##### Entries supplied

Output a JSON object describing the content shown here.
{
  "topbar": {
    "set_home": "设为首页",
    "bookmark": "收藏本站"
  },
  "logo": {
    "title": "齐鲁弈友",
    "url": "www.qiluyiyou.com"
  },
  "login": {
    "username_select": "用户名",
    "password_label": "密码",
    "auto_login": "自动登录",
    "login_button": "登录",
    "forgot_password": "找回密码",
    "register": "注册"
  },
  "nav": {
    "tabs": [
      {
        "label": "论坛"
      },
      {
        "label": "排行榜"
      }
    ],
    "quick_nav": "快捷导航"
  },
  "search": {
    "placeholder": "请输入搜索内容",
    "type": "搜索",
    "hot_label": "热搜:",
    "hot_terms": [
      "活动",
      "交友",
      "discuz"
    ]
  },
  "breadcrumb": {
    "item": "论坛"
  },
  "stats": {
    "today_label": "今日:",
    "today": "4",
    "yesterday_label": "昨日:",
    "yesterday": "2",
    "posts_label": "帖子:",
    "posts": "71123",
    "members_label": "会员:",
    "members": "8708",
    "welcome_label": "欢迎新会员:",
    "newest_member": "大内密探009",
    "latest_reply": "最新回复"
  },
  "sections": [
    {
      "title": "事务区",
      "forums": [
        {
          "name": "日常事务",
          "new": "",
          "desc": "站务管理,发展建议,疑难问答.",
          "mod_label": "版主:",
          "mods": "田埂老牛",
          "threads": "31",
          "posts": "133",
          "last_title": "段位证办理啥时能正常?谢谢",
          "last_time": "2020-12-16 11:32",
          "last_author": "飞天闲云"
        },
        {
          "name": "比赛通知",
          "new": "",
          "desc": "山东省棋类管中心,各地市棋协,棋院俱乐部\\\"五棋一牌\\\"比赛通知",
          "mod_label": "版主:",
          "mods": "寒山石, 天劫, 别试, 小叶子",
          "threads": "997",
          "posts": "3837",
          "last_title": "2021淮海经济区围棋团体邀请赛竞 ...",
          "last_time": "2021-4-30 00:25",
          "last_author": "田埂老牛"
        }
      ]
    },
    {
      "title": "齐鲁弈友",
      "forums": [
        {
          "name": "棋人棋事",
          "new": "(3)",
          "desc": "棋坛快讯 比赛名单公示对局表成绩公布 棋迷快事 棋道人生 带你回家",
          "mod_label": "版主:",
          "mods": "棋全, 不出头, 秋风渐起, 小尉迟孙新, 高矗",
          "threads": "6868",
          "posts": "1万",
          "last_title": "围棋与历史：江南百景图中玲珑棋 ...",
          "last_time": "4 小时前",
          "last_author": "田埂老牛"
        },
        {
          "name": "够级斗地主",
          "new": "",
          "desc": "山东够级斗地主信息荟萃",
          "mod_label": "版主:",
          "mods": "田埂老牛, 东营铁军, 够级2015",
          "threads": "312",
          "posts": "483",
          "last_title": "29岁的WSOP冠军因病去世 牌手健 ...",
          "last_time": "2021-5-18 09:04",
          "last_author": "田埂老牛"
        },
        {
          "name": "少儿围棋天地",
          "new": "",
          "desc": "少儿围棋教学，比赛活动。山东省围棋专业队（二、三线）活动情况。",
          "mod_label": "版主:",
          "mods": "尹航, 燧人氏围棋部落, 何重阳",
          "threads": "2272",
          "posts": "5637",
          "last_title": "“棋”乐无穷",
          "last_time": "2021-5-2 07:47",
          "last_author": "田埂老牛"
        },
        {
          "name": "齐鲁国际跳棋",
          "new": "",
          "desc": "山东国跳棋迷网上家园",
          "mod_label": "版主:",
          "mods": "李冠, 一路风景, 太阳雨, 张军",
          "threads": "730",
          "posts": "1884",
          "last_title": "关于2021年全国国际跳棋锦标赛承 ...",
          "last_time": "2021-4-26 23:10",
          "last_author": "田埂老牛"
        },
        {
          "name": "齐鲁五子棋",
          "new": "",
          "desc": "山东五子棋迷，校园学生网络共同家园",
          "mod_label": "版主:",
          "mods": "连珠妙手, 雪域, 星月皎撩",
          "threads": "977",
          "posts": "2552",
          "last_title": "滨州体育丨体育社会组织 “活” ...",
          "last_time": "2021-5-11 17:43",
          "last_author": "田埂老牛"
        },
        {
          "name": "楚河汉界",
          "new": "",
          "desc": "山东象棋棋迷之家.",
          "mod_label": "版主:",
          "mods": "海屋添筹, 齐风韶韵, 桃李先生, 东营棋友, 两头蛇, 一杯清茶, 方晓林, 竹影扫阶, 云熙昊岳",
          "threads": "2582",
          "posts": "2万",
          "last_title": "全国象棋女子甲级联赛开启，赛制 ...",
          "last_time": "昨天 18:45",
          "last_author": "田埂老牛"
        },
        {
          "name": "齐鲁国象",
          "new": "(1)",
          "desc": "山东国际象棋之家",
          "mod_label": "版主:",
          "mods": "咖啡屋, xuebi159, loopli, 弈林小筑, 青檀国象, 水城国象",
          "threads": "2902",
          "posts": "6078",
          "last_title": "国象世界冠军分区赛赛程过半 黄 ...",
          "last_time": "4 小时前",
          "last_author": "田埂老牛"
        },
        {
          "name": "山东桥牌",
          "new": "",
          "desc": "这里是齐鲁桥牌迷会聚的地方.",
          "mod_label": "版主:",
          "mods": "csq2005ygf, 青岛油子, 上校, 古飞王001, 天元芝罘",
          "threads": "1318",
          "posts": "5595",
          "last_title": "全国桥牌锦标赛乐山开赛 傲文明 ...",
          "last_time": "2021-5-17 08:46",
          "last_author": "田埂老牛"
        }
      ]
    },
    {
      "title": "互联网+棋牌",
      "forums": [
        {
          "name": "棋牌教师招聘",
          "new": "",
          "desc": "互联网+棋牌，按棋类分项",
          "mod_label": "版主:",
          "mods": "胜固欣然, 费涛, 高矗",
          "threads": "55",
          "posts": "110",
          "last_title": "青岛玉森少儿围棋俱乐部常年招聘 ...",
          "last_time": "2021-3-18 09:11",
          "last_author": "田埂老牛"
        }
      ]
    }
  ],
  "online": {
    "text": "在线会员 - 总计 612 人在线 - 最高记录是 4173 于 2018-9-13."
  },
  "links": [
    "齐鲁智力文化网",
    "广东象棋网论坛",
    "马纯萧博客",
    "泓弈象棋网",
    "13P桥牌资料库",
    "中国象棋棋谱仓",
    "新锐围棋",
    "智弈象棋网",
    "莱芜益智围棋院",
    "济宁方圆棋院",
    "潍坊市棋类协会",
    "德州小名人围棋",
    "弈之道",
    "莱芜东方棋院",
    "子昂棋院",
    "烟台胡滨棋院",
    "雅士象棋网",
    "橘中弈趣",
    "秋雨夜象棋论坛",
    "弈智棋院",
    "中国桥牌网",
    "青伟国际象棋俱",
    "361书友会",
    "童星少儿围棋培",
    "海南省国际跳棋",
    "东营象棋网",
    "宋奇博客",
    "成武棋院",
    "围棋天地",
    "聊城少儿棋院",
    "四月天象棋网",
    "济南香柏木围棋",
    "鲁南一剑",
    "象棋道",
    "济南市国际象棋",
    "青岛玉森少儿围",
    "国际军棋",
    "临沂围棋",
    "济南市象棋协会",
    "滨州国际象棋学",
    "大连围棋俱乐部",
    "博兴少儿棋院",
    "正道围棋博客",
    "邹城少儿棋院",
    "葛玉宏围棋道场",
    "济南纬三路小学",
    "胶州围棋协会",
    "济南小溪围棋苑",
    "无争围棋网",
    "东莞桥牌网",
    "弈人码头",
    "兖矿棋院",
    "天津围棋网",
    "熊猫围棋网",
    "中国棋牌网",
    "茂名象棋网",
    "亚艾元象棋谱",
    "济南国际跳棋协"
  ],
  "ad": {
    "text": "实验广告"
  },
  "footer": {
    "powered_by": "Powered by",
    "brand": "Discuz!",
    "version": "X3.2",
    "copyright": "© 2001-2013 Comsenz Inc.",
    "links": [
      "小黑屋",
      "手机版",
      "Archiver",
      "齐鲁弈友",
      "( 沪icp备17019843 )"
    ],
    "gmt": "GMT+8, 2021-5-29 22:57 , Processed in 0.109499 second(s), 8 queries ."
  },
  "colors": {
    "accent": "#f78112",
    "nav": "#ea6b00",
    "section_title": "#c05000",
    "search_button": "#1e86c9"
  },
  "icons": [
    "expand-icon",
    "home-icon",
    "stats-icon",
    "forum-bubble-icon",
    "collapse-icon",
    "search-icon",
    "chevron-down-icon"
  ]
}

##########

◆ What the task requires:
In the records, locate each line holding the string "比赛通知" and copy it.

◆ Response:
          "name": "比赛通知",
          "desc": "山东省棋类管中心,各地市棋协,棋院俱乐部\\\"五棋一牌\\\"比赛通知",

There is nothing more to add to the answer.